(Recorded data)
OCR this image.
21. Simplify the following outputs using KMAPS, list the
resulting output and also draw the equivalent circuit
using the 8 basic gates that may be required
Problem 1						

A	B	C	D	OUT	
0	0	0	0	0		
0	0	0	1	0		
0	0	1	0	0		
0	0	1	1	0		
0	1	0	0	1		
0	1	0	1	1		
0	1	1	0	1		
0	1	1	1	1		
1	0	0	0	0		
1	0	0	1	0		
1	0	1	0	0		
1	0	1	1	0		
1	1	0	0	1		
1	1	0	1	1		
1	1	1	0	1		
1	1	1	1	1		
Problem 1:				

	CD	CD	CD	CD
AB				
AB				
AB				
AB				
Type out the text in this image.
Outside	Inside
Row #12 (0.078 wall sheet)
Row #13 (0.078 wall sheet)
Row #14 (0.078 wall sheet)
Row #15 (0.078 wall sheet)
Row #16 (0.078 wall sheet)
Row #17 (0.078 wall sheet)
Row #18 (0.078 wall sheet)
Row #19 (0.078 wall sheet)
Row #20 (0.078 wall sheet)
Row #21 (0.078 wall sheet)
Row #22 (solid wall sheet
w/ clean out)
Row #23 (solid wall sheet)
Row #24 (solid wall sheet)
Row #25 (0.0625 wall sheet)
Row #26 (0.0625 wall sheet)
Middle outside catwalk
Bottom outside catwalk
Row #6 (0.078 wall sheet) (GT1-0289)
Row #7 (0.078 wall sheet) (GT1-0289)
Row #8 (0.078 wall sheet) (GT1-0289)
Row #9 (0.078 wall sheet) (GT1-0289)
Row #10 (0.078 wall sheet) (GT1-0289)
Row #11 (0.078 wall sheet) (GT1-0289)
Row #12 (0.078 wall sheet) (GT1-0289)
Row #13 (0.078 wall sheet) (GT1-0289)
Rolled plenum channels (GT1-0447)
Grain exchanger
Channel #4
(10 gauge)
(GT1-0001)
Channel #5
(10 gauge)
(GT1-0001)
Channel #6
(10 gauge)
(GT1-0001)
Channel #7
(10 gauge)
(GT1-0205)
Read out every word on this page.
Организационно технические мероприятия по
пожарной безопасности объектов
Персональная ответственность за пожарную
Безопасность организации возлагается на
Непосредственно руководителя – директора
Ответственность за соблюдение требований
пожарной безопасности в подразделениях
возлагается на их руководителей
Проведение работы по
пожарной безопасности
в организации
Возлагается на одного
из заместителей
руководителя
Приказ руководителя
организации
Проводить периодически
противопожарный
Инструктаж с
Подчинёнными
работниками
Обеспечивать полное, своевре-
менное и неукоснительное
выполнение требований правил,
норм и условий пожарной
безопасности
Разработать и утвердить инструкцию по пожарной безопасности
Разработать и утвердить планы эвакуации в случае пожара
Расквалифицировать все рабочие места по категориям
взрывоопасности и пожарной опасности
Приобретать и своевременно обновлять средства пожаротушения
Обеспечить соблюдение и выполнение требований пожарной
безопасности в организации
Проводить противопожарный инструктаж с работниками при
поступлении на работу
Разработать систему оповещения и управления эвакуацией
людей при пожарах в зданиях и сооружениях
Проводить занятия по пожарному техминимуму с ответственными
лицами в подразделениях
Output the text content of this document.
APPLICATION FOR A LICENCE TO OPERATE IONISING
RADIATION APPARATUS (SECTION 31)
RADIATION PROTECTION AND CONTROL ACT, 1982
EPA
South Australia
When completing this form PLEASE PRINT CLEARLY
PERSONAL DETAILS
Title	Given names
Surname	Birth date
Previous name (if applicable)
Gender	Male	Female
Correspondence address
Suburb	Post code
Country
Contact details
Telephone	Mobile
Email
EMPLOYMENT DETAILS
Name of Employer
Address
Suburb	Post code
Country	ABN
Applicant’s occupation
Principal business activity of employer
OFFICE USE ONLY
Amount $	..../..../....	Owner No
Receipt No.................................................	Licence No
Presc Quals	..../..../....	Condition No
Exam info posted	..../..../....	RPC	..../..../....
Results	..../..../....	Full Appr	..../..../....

= WRITTEN INSTRUCTION =
Copy every line of the listing where the word "this" appears.

= WRITTEN SOLUTION =
OCR this image.
Type out the text in this image.
Read out every word on this page.
Output the text content of this document.
When completing this form PLEASE PRINT CLEARLY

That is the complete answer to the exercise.